Omit all pictures and give the records below again exactly as written.

• **RECORDS SHOWN**:
☆ ☆ ☆ ☆ ☆ ☆ ☆

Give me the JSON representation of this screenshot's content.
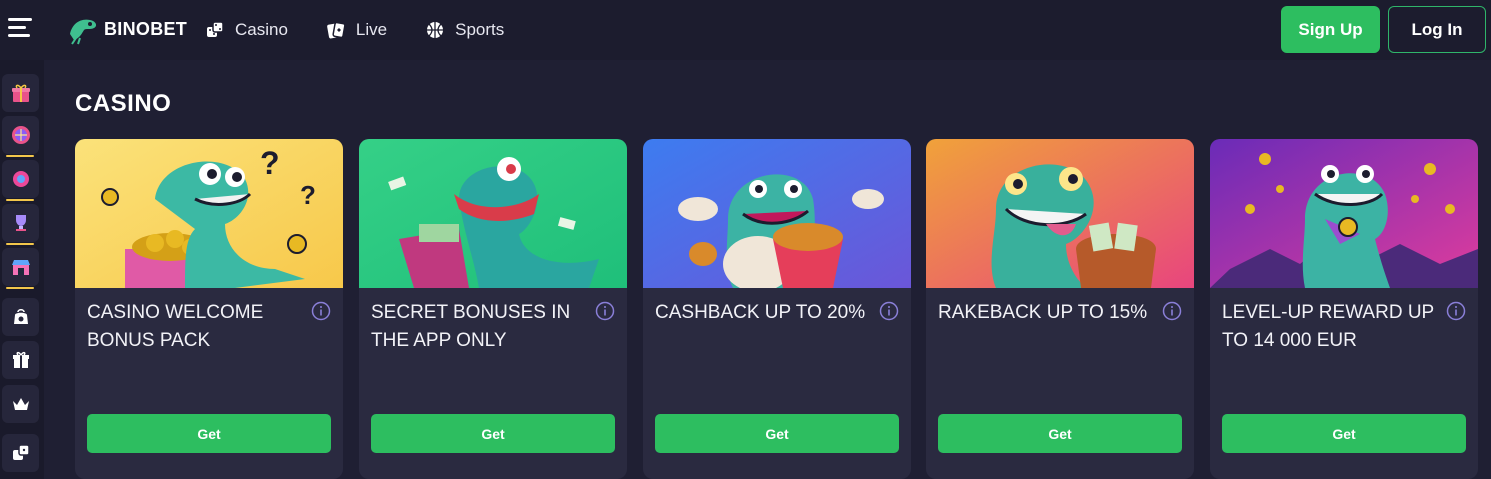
{
  "header": {
    "logo_text": "BINOBET",
    "nav": [
      {
        "label": "Casino",
        "icon": "dice-icon"
      },
      {
        "label": "Live",
        "icon": "cards-icon"
      },
      {
        "label": "Sports",
        "icon": "basketball-icon"
      }
    ],
    "signup_label": "Sign Up",
    "login_label": "Log In"
  },
  "rail": {
    "items": [
      {
        "icon": "gift-box-icon"
      },
      {
        "icon": "wheel-icon"
      },
      {
        "icon": "slot-icon"
      },
      {
        "icon": "trophy-icon"
      },
      {
        "icon": "shop-icon"
      },
      {
        "icon": "bag-icon"
      },
      {
        "icon": "gift-icon"
      },
      {
        "icon": "crown-icon"
      },
      {
        "icon": "dice-icon"
      }
    ]
  },
  "main": {
    "section_title": "CASINO",
    "cards": [
      {
        "title": "CASINO WELCOME BONUS PACK",
        "button": "Get",
        "bg_from": "#f7c84a",
        "bg_to": "#fbe27a"
      },
      {
        "title": "SECRET BONUSES IN THE APP ONLY",
        "button": "Get",
        "bg_from": "#1fbf7a",
        "bg_to": "#35d087"
      },
      {
        "title": "CASHBACK UP TO 20%",
        "button": "Get",
        "bg_from": "#3d7cf0",
        "bg_to": "#6b56d8"
      },
      {
        "title": "RAKEBACK UP TO 15%",
        "button": "Get",
        "bg_from": "#f0a23a",
        "bg_to": "#e8457e"
      },
      {
        "title": "LEVEL-UP REWARD UP TO 14 000 EUR",
        "button": "Get",
        "bg_from": "#6a2bb8",
        "bg_to": "#e03c9c"
      }
    ]
  },
  "colors": {
    "accent_green": "#2dbe60",
    "page_bg": "#1f1f33",
    "card_bg": "#2a2a40",
    "info_icon": "#8a7fd8"
  }
}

☆ ☆ ☆ ☆ ☆ ☆ ☆

• **WORKED SOLUTION**:
Give me the JSON representation of this screenshot's content.
{
  "header": {
    "logo_text": "BINOBET",
    "nav": [
      {
        "label": "Casino",
        "icon": "dice-icon"
      },
      {
        "label": "Live",
        "icon": "cards-icon"
      },
      {
        "label": "Sports",
        "icon": "basketball-icon"
      }
    ],
    "signup_label": "Sign Up",
    "login_label": "Log In"
  },
  "rail": {
    "items": [
      {
        "icon": "gift-box-icon"
      },
      {
        "icon": "wheel-icon"
      },
      {
        "icon": "slot-icon"
      },
      {
        "icon": "trophy-icon"
      },
      {
        "icon": "shop-icon"
      },
      {
        "icon": "bag-icon"
      },
      {
        "icon": "gift-icon"
      },
      {
        "icon": "crown-icon"
      },
      {
        "icon": "dice-icon"
      }
    ]
  },
  "main": {
    "section_title": "CASINO",
    "cards": [
      {
        "title": "CASINO WELCOME BONUS PACK",
        "button": "Get",
        "bg_from": "#f7c84a",
        "bg_to": "#fbe27a"
      },
      {
        "title": "SECRET BONUSES IN THE APP ONLY",
        "button": "Get",
        "bg_from": "#1fbf7a",
        "bg_to": "#35d087"
      },
      {
        "title": "CASHBACK UP TO 20%",
        "button": "Get",
        "bg_from": "#3d7cf0",
        "bg_to": "#6b56d8"
      },
      {
        "title": "RAKEBACK UP TO 15%",
        "button": "Get",
        "bg_from": "#f0a23a",
        "bg_to": "#e8457e"
      },
      {
        "title": "LEVEL-UP REWARD UP TO 14 000 EUR",
        "button": "Get",
        "bg_from": "#6a2bb8",
        "bg_to": "#e03c9c"
      }
    ]
  },
  "colors": {
    "accent_green": "#2dbe60",
    "page_bg": "#1f1f33",
    "card_bg": "#2a2a40",
    "info_icon": "#8a7fd8"
  }
}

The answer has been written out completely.